- Task objective
Lines containing the word "Basic" should be extracted in full.

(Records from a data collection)
# # # # #

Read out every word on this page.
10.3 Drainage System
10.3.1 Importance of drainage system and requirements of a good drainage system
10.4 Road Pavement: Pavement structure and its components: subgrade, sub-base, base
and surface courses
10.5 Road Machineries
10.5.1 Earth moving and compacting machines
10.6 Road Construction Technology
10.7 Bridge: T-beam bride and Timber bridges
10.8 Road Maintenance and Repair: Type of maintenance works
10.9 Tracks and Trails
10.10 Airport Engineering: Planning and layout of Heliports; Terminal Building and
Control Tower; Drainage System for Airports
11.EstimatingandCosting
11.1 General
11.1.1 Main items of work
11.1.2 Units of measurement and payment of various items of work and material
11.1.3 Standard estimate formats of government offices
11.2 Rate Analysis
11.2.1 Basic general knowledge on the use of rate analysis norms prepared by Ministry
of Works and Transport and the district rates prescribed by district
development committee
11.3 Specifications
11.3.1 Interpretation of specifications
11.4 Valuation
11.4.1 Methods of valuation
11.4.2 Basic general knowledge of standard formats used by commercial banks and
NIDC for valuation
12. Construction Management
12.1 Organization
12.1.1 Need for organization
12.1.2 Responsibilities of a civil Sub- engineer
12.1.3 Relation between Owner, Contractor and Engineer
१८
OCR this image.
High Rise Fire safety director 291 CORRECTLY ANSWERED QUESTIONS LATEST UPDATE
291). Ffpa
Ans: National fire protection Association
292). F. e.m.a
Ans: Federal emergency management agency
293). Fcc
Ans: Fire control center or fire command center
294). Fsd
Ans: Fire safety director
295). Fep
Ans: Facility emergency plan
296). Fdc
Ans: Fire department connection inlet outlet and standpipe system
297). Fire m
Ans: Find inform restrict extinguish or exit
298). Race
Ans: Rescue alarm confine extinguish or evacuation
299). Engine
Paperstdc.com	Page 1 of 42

# # # # #

- Exercise answer
11.2.1 Basic general knowledge on the use of rate analysis norms prepared by Ministry
11.4.2 Basic general knowledge of standard formats used by commercial banks and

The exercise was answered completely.